#### Material for this exercise ####
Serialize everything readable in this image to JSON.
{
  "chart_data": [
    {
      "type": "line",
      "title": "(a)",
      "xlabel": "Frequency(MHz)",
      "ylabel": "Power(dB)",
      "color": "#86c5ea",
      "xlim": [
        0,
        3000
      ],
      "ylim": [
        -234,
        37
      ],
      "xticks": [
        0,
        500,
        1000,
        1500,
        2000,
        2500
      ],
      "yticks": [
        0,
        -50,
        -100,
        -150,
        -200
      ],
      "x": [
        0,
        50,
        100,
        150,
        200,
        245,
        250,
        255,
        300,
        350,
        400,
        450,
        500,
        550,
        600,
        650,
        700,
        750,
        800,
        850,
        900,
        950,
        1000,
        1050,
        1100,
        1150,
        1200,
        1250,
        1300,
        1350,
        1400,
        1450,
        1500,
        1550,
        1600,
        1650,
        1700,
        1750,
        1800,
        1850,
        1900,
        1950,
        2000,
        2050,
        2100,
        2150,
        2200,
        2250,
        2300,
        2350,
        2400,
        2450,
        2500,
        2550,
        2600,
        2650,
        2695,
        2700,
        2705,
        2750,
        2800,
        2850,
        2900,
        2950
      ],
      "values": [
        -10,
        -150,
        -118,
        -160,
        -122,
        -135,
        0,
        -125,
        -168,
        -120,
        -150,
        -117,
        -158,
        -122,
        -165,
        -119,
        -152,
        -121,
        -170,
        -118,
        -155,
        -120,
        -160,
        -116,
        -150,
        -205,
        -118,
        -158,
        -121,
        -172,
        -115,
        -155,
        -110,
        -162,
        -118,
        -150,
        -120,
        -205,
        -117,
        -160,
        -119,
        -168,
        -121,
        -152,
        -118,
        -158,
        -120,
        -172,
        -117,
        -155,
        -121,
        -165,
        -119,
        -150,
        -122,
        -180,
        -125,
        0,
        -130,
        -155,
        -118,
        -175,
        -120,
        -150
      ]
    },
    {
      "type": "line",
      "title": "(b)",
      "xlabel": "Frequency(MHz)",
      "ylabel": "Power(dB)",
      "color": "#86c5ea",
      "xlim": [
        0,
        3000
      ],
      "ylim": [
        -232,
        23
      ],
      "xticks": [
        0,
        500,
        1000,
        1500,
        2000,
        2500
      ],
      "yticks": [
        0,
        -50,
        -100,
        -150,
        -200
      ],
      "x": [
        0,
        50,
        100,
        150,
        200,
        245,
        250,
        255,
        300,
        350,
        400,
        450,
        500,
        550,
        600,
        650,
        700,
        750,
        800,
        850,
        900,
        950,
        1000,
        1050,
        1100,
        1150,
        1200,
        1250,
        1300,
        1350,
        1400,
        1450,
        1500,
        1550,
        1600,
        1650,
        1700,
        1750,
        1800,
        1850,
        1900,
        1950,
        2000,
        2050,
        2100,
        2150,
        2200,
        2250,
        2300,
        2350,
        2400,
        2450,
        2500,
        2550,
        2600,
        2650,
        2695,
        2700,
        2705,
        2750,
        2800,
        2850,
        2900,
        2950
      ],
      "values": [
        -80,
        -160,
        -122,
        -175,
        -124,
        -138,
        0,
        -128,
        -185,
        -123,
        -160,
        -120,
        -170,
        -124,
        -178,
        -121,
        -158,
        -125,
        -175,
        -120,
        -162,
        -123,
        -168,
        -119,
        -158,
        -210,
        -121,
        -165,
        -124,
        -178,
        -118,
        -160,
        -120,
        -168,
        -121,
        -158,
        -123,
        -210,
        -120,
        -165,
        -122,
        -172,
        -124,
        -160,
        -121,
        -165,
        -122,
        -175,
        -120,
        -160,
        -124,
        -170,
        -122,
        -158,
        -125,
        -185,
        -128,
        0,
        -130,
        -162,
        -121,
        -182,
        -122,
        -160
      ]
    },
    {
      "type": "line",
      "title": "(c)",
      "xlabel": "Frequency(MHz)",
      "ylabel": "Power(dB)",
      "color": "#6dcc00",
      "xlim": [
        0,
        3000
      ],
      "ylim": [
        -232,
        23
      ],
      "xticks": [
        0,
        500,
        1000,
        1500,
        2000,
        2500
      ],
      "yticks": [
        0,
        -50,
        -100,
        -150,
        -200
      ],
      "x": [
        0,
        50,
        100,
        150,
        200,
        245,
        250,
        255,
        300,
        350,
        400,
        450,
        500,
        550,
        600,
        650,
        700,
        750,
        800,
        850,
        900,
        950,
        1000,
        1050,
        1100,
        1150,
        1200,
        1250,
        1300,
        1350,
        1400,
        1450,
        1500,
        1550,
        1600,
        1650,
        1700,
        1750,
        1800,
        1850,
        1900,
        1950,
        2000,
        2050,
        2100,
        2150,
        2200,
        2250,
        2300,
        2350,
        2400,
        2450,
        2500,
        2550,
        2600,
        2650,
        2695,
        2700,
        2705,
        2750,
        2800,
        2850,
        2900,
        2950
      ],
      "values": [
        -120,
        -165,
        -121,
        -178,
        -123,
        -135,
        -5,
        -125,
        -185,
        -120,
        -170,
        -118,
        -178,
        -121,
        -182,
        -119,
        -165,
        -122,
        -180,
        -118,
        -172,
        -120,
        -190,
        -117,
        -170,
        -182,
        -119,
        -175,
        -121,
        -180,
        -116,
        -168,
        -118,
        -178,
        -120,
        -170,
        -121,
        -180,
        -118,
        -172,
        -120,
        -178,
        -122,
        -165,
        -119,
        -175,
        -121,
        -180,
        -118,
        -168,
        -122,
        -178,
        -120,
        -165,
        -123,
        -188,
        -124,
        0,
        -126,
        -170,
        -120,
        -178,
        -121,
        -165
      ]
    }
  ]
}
####
**Exercise instructions**. Repeat every record, keeping each word and mark exactly as it is.

**Response below**.
Serialize everything readable in this image to JSON.
{
  "chart_data": [
    {
      "type": "line",
      "title": "(a)",
      "xlabel": "Frequency(MHz)",
      "ylabel": "Power(dB)",
      "color": "#86c5ea",
      "xlim": [
        0,
        3000
      ],
      "ylim": [
        -234,
        37
      ],
      "xticks": [
        0,
        500,
        1000,
        1500,
        2000,
        2500
      ],
      "yticks": [
        0,
        -50,
        -100,
        -150,
        -200
      ],
      "x": [
        0,
        50,
        100,
        150,
        200,
        245,
        250,
        255,
        300,
        350,
        400,
        450,
        500,
        550,
        600,
        650,
        700,
        750,
        800,
        850,
        900,
        950,
        1000,
        1050,
        1100,
        1150,
        1200,
        1250,
        1300,
        1350,
        1400,
        1450,
        1500,
        1550,
        1600,
        1650,
        1700,
        1750,
        1800,
        1850,
        1900,
        1950,
        2000,
        2050,
        2100,
        2150,
        2200,
        2250,
        2300,
        2350,
        2400,
        2450,
        2500,
        2550,
        2600,
        2650,
        2695,
        2700,
        2705,
        2750,
        2800,
        2850,
        2900,
        2950
      ],
      "values": [
        -10,
        -150,
        -118,
        -160,
        -122,
        -135,
        0,
        -125,
        -168,
        -120,
        -150,
        -117,
        -158,
        -122,
        -165,
        -119,
        -152,
        -121,
        -170,
        -118,
        -155,
        -120,
        -160,
        -116,
        -150,
        -205,
        -118,
        -158,
        -121,
        -172,
        -115,
        -155,
        -110,
        -162,
        -118,
        -150,
        -120,
        -205,
        -117,
        -160,
        -119,
        -168,
        -121,
        -152,
        -118,
        -158,
        -120,
        -172,
        -117,
        -155,
        -121,
        -165,
        -119,
        -150,
        -122,
        -180,
        -125,
        0,
        -130,
        -155,
        -118,
        -175,
        -120,
        -150
      ]
    },
    {
      "type": "line",
      "title": "(b)",
      "xlabel": "Frequency(MHz)",
      "ylabel": "Power(dB)",
      "color": "#86c5ea",
      "xlim": [
        0,
        3000
      ],
      "ylim": [
        -232,
        23
      ],
      "xticks": [
        0,
        500,
        1000,
        1500,
        2000,
        2500
      ],
      "yticks": [
        0,
        -50,
        -100,
        -150,
        -200
      ],
      "x": [
        0,
        50,
        100,
        150,
        200,
        245,
        250,
        255,
        300,
        350,
        400,
        450,
        500,
        550,
        600,
        650,
        700,
        750,
        800,
        850,
        900,
        950,
        1000,
        1050,
        1100,
        1150,
        1200,
        1250,
        1300,
        1350,
        1400,
        1450,
        1500,
        1550,
        1600,
        1650,
        1700,
        1750,
        1800,
        1850,
        1900,
        1950,
        2000,
        2050,
        2100,
        2150,
        2200,
        2250,
        2300,
        2350,
        2400,
        2450,
        2500,
        2550,
        2600,
        2650,
        2695,
        2700,
        2705,
        2750,
        2800,
        2850,
        2900,
        2950
      ],
      "values": [
        -80,
        -160,
        -122,
        -175,
        -124,
        -138,
        0,
        -128,
        -185,
        -123,
        -160,
        -120,
        -170,
        -124,
        -178,
        -121,
        -158,
        -125,
        -175,
        -120,
        -162,
        -123,
        -168,
        -119,
        -158,
        -210,
        -121,
        -165,
        -124,
        -178,
        -118,
        -160,
        -120,
        -168,
        -121,
        -158,
        -123,
        -210,
        -120,
        -165,
        -122,
        -172,
        -124,
        -160,
        -121,
        -165,
        -122,
        -175,
        -120,
        -160,
        -124,
        -170,
        -122,
        -158,
        -125,
        -185,
        -128,
        0,
        -130,
        -162,
        -121,
        -182,
        -122,
        -160
      ]
    },
    {
      "type": "line",
      "title": "(c)",
      "xlabel": "Frequency(MHz)",
      "ylabel": "Power(dB)",
      "color": "#6dcc00",
      "xlim": [
        0,
        3000
      ],
      "ylim": [
        -232,
        23
      ],
      "xticks": [
        0,
        500,
        1000,
        1500,
        2000,
        2500
      ],
      "yticks": [
        0,
        -50,
        -100,
        -150,
        -200
      ],
      "x": [
        0,
        50,
        100,
        150,
        200,
        245,
        250,
        255,
        300,
        350,
        400,
        450,
        500,
        550,
        600,
        650,
        700,
        750,
        800,
        850,
        900,
        950,
        1000,
        1050,
        1100,
        1150,
        1200,
        1250,
        1300,
        1350,
        1400,
        1450,
        1500,
        1550,
        1600,
        1650,
        1700,
        1750,
        1800,
        1850,
        1900,
        1950,
        2000,
        2050,
        2100,
        2150,
        2200,
        2250,
        2300,
        2350,
        2400,
        2450,
        2500,
        2550,
        2600,
        2650,
        2695,
        2700,
        2705,
        2750,
        2800,
        2850,
        2900,
        2950
      ],
      "values": [
        -120,
        -165,
        -121,
        -178,
        -123,
        -135,
        -5,
        -125,
        -185,
        -120,
        -170,
        -118,
        -178,
        -121,
        -182,
        -119,
        -165,
        -122,
        -180,
        -118,
        -172,
        -120,
        -190,
        -117,
        -170,
        -182,
        -119,
        -175,
        -121,
        -180,
        -116,
        -168,
        -118,
        -178,
        -120,
        -170,
        -121,
        -180,
        -118,
        -172,
        -120,
        -178,
        -122,
        -165,
        -119,
        -175,
        -121,
        -180,
        -118,
        -168,
        -122,
        -178,
        -120,
        -165,
        -123,
        -188,
        -124,
        0,
        -126,
        -170,
        -120,
        -178,
        -121,
        -165
      ]
    }
  ]
}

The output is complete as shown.